Aim of the exercise: Copy out the lines that include the word "JSON".

Available records:
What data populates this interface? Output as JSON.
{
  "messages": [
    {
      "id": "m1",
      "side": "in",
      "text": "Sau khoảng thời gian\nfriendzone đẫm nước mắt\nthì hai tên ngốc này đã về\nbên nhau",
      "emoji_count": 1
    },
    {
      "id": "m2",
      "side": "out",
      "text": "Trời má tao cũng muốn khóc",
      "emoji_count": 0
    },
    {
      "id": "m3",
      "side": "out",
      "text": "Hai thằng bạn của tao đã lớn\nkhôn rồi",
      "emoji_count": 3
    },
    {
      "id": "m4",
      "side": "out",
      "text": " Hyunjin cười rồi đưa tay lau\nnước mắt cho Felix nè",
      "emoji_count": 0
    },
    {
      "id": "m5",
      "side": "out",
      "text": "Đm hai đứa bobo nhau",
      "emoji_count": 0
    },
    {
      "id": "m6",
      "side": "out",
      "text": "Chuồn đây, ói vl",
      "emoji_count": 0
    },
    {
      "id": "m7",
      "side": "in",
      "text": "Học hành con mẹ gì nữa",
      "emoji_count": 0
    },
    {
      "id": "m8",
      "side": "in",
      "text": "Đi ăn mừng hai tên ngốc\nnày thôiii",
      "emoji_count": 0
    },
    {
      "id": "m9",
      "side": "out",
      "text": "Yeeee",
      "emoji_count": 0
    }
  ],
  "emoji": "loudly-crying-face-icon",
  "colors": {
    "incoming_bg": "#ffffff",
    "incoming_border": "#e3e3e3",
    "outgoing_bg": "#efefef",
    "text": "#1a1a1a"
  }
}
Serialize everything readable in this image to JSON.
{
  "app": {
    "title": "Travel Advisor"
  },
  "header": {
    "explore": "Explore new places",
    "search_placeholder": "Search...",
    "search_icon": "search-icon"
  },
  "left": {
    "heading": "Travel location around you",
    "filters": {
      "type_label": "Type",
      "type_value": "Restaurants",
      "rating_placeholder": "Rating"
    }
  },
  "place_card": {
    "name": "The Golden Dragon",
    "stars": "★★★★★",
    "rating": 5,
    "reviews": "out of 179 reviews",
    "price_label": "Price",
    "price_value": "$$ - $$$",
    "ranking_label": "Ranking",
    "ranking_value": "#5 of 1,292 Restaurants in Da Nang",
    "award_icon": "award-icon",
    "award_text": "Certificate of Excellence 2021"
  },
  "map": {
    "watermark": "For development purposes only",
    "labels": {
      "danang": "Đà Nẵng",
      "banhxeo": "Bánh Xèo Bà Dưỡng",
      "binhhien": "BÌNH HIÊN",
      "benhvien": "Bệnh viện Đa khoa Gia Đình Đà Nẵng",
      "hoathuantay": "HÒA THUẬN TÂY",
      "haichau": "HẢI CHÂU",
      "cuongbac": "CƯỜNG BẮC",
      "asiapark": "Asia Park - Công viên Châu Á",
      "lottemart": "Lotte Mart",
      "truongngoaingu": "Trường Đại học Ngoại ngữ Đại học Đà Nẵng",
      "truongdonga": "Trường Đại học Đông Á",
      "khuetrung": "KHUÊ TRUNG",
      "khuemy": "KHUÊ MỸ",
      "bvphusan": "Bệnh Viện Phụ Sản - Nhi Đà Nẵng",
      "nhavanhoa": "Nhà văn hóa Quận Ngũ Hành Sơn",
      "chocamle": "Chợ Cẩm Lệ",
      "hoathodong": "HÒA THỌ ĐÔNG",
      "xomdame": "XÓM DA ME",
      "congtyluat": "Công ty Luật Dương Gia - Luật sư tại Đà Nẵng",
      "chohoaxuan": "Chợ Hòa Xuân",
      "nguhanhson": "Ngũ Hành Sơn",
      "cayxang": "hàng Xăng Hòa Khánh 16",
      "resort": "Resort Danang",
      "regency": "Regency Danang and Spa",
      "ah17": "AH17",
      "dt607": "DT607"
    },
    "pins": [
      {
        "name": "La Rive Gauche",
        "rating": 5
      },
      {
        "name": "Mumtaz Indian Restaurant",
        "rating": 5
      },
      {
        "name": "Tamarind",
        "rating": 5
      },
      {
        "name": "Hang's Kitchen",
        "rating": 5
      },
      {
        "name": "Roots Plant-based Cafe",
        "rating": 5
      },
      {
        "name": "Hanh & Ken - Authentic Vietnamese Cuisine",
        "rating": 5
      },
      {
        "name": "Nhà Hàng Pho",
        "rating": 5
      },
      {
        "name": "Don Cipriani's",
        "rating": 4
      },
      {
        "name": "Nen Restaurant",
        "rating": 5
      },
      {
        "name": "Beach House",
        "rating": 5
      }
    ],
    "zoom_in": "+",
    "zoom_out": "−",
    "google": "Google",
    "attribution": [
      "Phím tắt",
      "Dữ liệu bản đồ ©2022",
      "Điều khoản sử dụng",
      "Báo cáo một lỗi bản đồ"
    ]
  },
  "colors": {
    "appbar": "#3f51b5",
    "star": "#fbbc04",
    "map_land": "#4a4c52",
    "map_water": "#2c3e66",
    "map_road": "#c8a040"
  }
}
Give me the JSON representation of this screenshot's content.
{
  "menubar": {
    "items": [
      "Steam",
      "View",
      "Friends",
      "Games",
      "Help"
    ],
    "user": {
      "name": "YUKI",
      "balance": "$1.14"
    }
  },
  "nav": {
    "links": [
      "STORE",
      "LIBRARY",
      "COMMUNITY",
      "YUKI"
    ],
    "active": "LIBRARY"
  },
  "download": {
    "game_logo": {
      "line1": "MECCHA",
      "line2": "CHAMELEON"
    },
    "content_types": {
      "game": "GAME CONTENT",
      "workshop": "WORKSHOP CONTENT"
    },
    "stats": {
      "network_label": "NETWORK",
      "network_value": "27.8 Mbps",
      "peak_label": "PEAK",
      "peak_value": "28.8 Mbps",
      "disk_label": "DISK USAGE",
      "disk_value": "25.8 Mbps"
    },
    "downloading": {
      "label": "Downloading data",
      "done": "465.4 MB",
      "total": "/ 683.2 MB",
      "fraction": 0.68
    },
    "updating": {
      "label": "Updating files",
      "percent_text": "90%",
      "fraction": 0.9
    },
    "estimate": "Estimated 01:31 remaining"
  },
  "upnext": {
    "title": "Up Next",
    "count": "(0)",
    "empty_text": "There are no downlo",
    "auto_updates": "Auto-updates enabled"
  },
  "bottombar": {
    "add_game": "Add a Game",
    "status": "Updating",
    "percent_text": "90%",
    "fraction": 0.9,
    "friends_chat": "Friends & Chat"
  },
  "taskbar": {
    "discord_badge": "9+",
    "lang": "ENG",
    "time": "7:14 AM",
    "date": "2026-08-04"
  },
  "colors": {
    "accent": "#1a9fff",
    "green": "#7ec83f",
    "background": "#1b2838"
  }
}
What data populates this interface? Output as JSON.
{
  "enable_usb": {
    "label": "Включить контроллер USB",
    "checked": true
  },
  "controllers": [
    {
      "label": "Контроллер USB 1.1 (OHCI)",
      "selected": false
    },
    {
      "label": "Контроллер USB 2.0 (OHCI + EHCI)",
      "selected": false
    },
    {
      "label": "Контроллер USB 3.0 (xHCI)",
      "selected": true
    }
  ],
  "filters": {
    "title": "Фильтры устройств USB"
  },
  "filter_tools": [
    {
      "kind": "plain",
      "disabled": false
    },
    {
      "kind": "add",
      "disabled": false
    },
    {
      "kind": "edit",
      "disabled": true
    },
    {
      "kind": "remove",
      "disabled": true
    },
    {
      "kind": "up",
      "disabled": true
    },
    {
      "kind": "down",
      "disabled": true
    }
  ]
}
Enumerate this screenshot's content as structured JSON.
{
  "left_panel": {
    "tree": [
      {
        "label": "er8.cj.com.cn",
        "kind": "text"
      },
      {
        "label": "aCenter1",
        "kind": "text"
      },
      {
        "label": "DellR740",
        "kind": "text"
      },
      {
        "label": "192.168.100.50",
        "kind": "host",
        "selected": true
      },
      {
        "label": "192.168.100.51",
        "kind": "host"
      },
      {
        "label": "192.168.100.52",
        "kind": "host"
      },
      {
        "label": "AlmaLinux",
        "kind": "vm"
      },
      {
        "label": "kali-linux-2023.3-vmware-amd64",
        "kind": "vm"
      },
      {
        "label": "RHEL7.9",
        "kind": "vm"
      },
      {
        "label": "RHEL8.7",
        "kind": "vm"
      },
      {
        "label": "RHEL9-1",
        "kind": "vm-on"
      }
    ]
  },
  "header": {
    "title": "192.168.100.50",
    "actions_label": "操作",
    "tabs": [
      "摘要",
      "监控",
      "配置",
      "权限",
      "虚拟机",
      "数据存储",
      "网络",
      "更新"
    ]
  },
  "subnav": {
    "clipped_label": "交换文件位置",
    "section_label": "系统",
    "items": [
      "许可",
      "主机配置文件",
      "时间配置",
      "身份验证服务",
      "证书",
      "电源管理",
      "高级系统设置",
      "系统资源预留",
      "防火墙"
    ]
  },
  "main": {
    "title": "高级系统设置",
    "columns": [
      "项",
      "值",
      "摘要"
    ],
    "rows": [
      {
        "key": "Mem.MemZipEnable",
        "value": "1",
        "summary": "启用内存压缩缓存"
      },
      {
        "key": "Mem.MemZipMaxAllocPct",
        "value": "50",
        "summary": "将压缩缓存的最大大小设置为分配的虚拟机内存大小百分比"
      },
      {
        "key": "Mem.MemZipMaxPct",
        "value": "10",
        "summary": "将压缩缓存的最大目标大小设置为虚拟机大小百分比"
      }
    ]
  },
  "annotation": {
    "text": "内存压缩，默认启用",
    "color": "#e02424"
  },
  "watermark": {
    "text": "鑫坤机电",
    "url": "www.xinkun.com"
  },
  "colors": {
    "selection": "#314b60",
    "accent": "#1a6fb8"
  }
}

Answer to this task:
What data populates this interface? Output as JSON.
Serialize everything readable in this image to JSON.
Give me the JSON representation of this screenshot's content.
What data populates this interface? Output as JSON.
Enumerate this screenshot's content as structured JSON.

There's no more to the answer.